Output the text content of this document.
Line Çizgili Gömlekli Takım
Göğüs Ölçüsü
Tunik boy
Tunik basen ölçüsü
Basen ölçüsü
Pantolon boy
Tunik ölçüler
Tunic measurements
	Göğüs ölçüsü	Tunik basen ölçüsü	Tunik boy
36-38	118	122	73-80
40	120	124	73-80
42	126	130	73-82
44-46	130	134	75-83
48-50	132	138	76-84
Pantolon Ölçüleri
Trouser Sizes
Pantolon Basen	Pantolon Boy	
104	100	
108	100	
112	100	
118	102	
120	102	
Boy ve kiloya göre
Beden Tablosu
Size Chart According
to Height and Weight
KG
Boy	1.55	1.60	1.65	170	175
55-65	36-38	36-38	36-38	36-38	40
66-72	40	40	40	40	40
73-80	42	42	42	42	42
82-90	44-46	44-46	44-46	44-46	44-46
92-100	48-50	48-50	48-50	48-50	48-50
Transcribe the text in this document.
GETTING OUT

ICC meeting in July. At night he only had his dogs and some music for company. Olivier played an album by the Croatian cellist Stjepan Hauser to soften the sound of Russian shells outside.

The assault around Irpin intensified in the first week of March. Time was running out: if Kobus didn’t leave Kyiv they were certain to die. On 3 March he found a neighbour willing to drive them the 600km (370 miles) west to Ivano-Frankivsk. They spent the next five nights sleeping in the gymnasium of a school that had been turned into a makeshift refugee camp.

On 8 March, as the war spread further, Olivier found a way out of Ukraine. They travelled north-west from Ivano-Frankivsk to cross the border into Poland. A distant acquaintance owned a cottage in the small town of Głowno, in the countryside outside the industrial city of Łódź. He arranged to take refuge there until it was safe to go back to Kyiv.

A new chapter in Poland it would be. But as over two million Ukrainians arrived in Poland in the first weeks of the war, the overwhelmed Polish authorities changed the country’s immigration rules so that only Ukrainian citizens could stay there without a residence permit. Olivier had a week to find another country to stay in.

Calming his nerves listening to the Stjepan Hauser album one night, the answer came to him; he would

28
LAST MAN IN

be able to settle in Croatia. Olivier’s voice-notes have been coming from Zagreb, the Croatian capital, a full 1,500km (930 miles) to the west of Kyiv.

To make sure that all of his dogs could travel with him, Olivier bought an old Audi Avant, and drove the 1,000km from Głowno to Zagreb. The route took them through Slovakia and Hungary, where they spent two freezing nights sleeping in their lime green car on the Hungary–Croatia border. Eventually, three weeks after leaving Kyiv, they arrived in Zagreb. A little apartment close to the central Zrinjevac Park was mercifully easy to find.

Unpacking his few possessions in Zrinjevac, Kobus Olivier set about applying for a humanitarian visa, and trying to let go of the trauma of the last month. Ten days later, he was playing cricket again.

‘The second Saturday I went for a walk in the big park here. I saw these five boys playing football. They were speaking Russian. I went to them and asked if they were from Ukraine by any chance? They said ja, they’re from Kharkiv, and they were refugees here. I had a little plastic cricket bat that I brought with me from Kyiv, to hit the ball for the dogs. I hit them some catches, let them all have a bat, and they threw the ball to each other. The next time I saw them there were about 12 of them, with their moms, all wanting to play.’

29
□ □ □ □
Report only how many lines in the entries contain "west".

3